[Items from a dataset]
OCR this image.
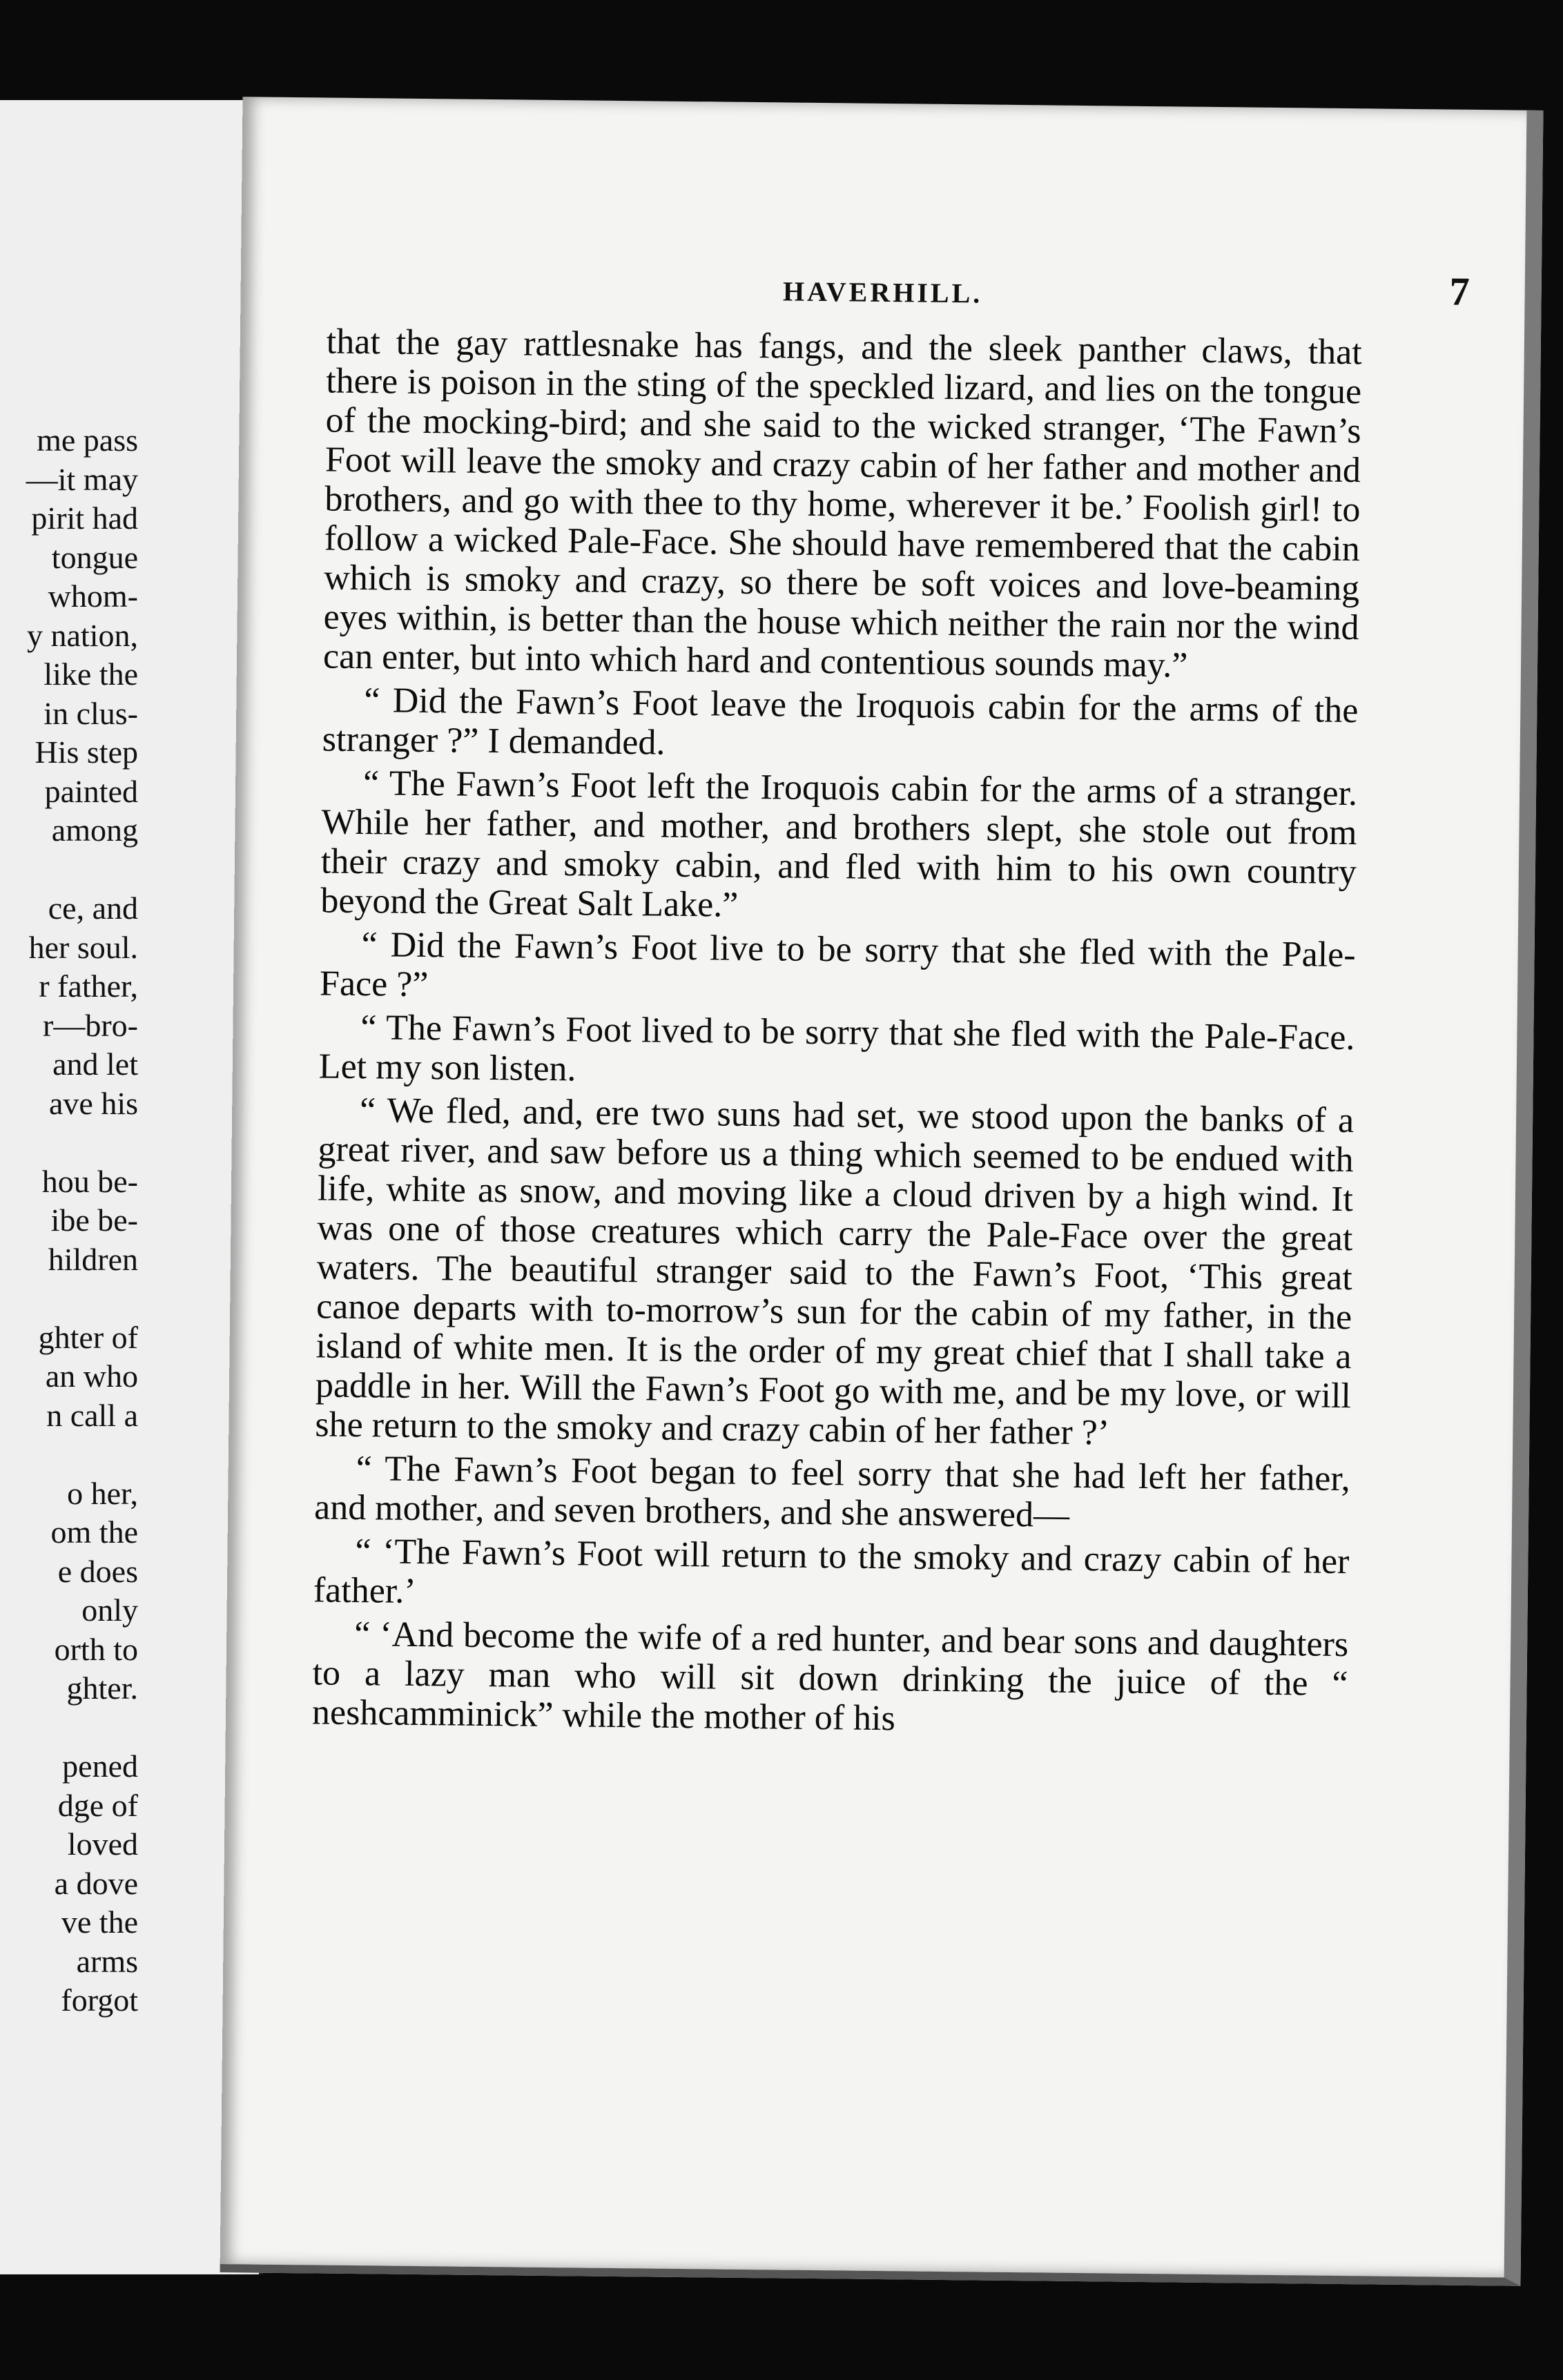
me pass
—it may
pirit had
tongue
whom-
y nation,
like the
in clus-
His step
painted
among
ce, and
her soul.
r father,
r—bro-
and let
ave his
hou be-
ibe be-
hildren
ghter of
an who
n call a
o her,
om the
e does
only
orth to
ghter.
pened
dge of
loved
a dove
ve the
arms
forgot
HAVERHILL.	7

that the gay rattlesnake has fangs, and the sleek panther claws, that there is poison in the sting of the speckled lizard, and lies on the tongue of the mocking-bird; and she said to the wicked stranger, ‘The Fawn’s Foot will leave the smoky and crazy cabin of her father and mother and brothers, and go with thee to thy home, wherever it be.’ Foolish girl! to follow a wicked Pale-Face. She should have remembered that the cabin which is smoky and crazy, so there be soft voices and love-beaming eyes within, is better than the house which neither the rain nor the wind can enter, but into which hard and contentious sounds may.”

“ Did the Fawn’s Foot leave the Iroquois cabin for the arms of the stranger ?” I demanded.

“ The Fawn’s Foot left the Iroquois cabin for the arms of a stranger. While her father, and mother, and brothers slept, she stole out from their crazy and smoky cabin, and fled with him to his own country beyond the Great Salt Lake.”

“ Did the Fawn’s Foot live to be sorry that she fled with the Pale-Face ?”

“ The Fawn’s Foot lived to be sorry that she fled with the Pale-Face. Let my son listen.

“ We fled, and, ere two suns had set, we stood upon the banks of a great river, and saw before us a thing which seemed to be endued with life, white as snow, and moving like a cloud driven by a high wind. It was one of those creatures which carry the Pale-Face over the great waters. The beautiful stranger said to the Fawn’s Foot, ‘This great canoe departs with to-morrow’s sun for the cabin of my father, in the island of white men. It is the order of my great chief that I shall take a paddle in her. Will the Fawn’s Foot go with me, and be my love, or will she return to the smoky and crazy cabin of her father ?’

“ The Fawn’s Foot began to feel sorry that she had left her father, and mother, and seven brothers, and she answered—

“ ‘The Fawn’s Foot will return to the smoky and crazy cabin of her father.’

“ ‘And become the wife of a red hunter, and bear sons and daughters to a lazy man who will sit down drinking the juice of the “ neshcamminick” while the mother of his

-- TASK OBJECTIVE --
In the records above, locate every line with the string "like" and copy it.

-- RESULT BELOW --
like the
“ We fled, and, ere two suns had set, we stood upon the banks of a great river, and saw before us a thing which seemed to be endued with life, white as snow, and moving like a cloud driven by a high wind. It was one of those creatures which carry the Pale-Face over the great waters. The beautiful stranger said to the Fawn’s Foot, ‘This great canoe departs with to-morrow’s sun for the cabin of my father, in the island of white men. It is the order of my great chief that I shall take a paddle in her. Will the Fawn’s Foot go with me, and be my love, or will she return to the smoky and crazy cabin of her father ?’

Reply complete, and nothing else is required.